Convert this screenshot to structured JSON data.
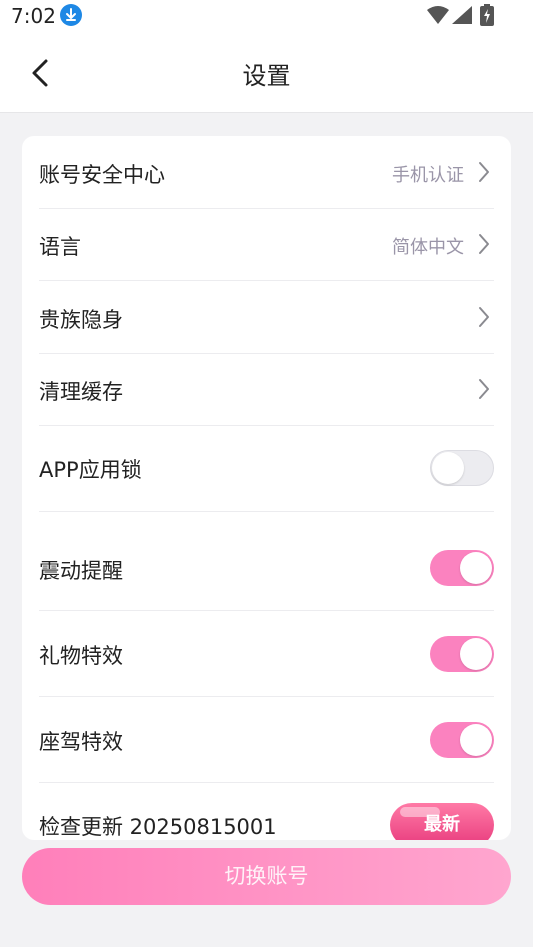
{
  "status_bar": {
    "time": "7:02"
  },
  "header": {
    "title": "设置"
  },
  "settings": {
    "account_security": {
      "label": "账号安全中心",
      "value": "手机认证"
    },
    "language": {
      "label": "语言",
      "value": "简体中文"
    },
    "noble_stealth": {
      "label": "贵族隐身"
    },
    "clear_cache": {
      "label": "清理缓存"
    },
    "app_lock": {
      "label": "APP应用锁",
      "enabled": false
    },
    "vibration": {
      "label": "震动提醒",
      "enabled": true
    },
    "gift_effects": {
      "label": "礼物特效",
      "enabled": true
    },
    "mount_effects": {
      "label": "座驾特效",
      "enabled": true
    },
    "check_update": {
      "label": "检查更新 20250815001",
      "badge": "最新"
    }
  },
  "footer": {
    "switch_account_label": "切换账号"
  },
  "colors": {
    "accent": "#fb82bf",
    "toggle_off": "#ececf0",
    "background": "#f2f2f4"
  }
}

Required work: Give every line back word for word and leave the pictures out.

Task solution:
Convert this screenshot to structured JSON data.
{
  "status_bar": {
    "time": "7:02"
  },
  "header": {
    "title": "设置"
  },
  "settings": {
    "account_security": {
      "label": "账号安全中心",
      "value": "手机认证"
    },
    "language": {
      "label": "语言",
      "value": "简体中文"
    },
    "noble_stealth": {
      "label": "贵族隐身"
    },
    "clear_cache": {
      "label": "清理缓存"
    },
    "app_lock": {
      "label": "APP应用锁",
      "enabled": false
    },
    "vibration": {
      "label": "震动提醒",
      "enabled": true
    },
    "gift_effects": {
      "label": "礼物特效",
      "enabled": true
    },
    "mount_effects": {
      "label": "座驾特效",
      "enabled": true
    },
    "check_update": {
      "label": "检查更新 20250815001",
      "badge": "最新"
    }
  },
  "footer": {
    "switch_account_label": "切换账号"
  },
  "colors": {
    "accent": "#fb82bf",
    "toggle_off": "#ececf0",
    "background": "#f2f2f4"
  }
}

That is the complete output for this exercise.